● **Your goal**: Please rewrite the records below, changing every "legend-swatch" to "legend-marker" and leaving everything else as it is.

● **Data records**:
══════════════════════════════

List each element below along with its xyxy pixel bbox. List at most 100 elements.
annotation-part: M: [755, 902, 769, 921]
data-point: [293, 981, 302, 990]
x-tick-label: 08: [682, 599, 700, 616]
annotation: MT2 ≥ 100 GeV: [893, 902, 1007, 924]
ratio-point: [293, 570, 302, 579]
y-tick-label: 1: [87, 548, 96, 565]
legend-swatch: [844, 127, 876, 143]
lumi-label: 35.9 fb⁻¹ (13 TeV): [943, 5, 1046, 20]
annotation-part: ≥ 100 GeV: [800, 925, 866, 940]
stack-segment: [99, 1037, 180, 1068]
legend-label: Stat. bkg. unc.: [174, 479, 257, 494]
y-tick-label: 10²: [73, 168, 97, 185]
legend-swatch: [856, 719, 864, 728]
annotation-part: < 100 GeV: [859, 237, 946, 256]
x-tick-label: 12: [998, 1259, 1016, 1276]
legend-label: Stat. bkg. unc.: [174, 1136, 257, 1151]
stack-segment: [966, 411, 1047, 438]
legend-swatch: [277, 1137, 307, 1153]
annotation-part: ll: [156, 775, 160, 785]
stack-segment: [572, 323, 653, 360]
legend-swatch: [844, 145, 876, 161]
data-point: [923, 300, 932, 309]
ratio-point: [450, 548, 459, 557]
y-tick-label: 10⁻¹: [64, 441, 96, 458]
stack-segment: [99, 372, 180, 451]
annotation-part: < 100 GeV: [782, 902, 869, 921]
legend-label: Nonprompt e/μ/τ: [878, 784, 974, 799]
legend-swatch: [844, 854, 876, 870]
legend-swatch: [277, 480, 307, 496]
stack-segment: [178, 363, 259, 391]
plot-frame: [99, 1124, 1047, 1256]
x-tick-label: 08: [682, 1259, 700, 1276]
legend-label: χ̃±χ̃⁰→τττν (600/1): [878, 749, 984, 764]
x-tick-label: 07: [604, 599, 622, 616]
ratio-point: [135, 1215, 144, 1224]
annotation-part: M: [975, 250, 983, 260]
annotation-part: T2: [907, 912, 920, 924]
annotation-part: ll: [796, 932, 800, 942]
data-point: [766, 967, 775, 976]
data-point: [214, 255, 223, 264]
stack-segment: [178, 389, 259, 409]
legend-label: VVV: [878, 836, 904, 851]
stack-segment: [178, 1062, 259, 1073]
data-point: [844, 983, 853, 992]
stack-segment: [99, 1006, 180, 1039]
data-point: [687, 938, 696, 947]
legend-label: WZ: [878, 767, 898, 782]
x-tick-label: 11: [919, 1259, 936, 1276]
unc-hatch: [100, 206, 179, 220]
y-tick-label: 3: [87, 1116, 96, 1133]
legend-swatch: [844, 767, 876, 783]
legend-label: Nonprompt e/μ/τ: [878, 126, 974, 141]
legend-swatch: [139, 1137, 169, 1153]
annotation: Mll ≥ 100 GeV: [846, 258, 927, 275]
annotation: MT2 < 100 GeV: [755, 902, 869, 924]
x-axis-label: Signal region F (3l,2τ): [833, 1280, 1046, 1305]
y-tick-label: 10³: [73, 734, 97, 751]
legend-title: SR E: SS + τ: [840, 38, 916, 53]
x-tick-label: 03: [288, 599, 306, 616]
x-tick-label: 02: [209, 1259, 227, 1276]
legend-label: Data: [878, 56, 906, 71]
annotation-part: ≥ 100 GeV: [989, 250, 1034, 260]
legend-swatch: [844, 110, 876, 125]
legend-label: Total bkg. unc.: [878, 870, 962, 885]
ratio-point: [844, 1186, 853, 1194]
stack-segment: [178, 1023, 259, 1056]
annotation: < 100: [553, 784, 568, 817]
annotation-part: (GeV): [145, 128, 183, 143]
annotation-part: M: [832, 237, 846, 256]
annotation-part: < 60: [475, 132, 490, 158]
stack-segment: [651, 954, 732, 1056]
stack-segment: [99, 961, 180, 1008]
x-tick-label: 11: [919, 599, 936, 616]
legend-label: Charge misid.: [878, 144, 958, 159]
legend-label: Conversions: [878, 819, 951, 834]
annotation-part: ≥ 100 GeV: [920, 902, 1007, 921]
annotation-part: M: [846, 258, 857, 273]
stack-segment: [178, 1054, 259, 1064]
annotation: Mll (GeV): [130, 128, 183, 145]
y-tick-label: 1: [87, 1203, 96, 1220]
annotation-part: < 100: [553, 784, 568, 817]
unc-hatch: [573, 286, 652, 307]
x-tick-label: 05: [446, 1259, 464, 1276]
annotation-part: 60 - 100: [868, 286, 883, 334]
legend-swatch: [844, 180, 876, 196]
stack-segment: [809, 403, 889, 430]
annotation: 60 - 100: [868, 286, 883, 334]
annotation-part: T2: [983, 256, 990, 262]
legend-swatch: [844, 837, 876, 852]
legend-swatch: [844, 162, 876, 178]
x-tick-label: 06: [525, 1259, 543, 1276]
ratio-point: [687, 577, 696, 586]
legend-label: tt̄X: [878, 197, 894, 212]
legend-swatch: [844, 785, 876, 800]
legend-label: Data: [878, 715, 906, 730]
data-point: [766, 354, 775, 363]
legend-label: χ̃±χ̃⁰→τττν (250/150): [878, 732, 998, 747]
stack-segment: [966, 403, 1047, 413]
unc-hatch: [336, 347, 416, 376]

══════════════════════════════

● **Solution to the exercise**:
List each element below along with its xyxy pixel bbox. List at most 100 elements.
annotation-part: M: [755, 902, 769, 921]
data-point: [293, 981, 302, 990]
x-tick-label: 08: [682, 599, 700, 616]
annotation: MT2 ≥ 100 GeV: [893, 902, 1007, 924]
ratio-point: [293, 570, 302, 579]
y-tick-label: 1: [87, 548, 96, 565]
legend-marker: [844, 127, 876, 143]
lumi-label: 35.9 fb⁻¹ (13 TeV): [943, 5, 1046, 20]
annotation-part: ≥ 100 GeV: [800, 925, 866, 940]
stack-segment: [99, 1037, 180, 1068]
legend-label: Stat. bkg. unc.: [174, 479, 257, 494]
y-tick-label: 10²: [73, 168, 97, 185]
legend-marker: [856, 719, 864, 728]
annotation-part: < 100 GeV: [859, 237, 946, 256]
x-tick-label: 12: [998, 1259, 1016, 1276]
legend-label: Stat. bkg. unc.: [174, 1136, 257, 1151]
stack-segment: [966, 411, 1047, 438]
legend-marker: [277, 1137, 307, 1153]
annotation-part: ll: [156, 775, 160, 785]
stack-segment: [572, 323, 653, 360]
legend-marker: [844, 145, 876, 161]
data-point: [923, 300, 932, 309]
ratio-point: [450, 548, 459, 557]
y-tick-label: 10⁻¹: [64, 441, 96, 458]
stack-segment: [99, 372, 180, 451]
annotation-part: < 100 GeV: [782, 902, 869, 921]
legend-label: Nonprompt e/μ/τ: [878, 784, 974, 799]
legend-marker: [844, 854, 876, 870]
legend-marker: [277, 480, 307, 496]
stack-segment: [178, 363, 259, 391]
plot-frame: [99, 1124, 1047, 1256]
x-tick-label: 08: [682, 1259, 700, 1276]
legend-label: χ̃±χ̃⁰→τττν (600/1): [878, 749, 984, 764]
x-tick-label: 07: [604, 599, 622, 616]
ratio-point: [135, 1215, 144, 1224]
annotation-part: M: [975, 250, 983, 260]
annotation-part: T2: [907, 912, 920, 924]
annotation-part: ll: [796, 932, 800, 942]
data-point: [766, 967, 775, 976]
data-point: [214, 255, 223, 264]
stack-segment: [178, 389, 259, 409]
legend-label: VVV: [878, 836, 904, 851]
stack-segment: [178, 1062, 259, 1073]
data-point: [844, 983, 853, 992]
stack-segment: [99, 1006, 180, 1039]
data-point: [687, 938, 696, 947]
legend-label: WZ: [878, 767, 898, 782]
x-tick-label: 11: [919, 1259, 936, 1276]
unc-hatch: [100, 206, 179, 220]
y-tick-label: 3: [87, 1116, 96, 1133]
legend-marker: [844, 767, 876, 783]
legend-label: Nonprompt e/μ/τ: [878, 126, 974, 141]
legend-marker: [139, 1137, 169, 1153]
annotation: Mll ≥ 100 GeV: [846, 258, 927, 275]
annotation: MT2 < 100 GeV: [755, 902, 869, 924]
x-axis-label: Signal region F (3l,2τ): [833, 1280, 1046, 1305]
y-tick-label: 10³: [73, 734, 97, 751]
legend-title: SR E: SS + τ: [840, 38, 916, 53]
x-tick-label: 03: [288, 599, 306, 616]
x-tick-label: 02: [209, 1259, 227, 1276]
legend-label: Data: [878, 56, 906, 71]
annotation-part: ≥ 100 GeV: [989, 250, 1034, 260]
legend-marker: [844, 110, 876, 125]
legend-label: Total bkg. unc.: [878, 870, 962, 885]
ratio-point: [844, 1186, 853, 1194]
stack-segment: [178, 1023, 259, 1056]
annotation: < 100: [553, 784, 568, 817]
annotation-part: (GeV): [145, 128, 183, 143]
annotation-part: M: [832, 237, 846, 256]
annotation-part: < 60: [475, 132, 490, 158]
stack-segment: [651, 954, 732, 1056]
stack-segment: [99, 961, 180, 1008]
x-tick-label: 11: [919, 599, 936, 616]
legend-label: Charge misid.: [878, 144, 958, 159]
legend-label: Conversions: [878, 819, 951, 834]
annotation-part: ≥ 100 GeV: [920, 902, 1007, 921]
annotation-part: M: [846, 258, 857, 273]
stack-segment: [178, 1054, 259, 1064]
annotation: Mll (GeV): [130, 128, 183, 145]
y-tick-label: 1: [87, 1203, 96, 1220]
annotation-part: < 100: [553, 784, 568, 817]
unc-hatch: [573, 286, 652, 307]
x-tick-label: 05: [446, 1259, 464, 1276]
annotation-part: 60 - 100: [868, 286, 883, 334]
legend-marker: [844, 180, 876, 196]
stack-segment: [809, 403, 889, 430]
annotation: 60 - 100: [868, 286, 883, 334]
annotation-part: T2: [983, 256, 990, 262]
legend-marker: [844, 837, 876, 852]
legend-marker: [844, 162, 876, 178]
x-tick-label: 06: [525, 1259, 543, 1276]
ratio-point: [687, 577, 696, 586]
legend-label: tt̄X: [878, 197, 894, 212]
legend-marker: [844, 785, 876, 800]
legend-label: Data: [878, 715, 906, 730]
data-point: [766, 354, 775, 363]
legend-label: χ̃±χ̃⁰→τττν (250/150): [878, 732, 998, 747]
stack-segment: [966, 403, 1047, 413]
unc-hatch: [336, 347, 416, 376]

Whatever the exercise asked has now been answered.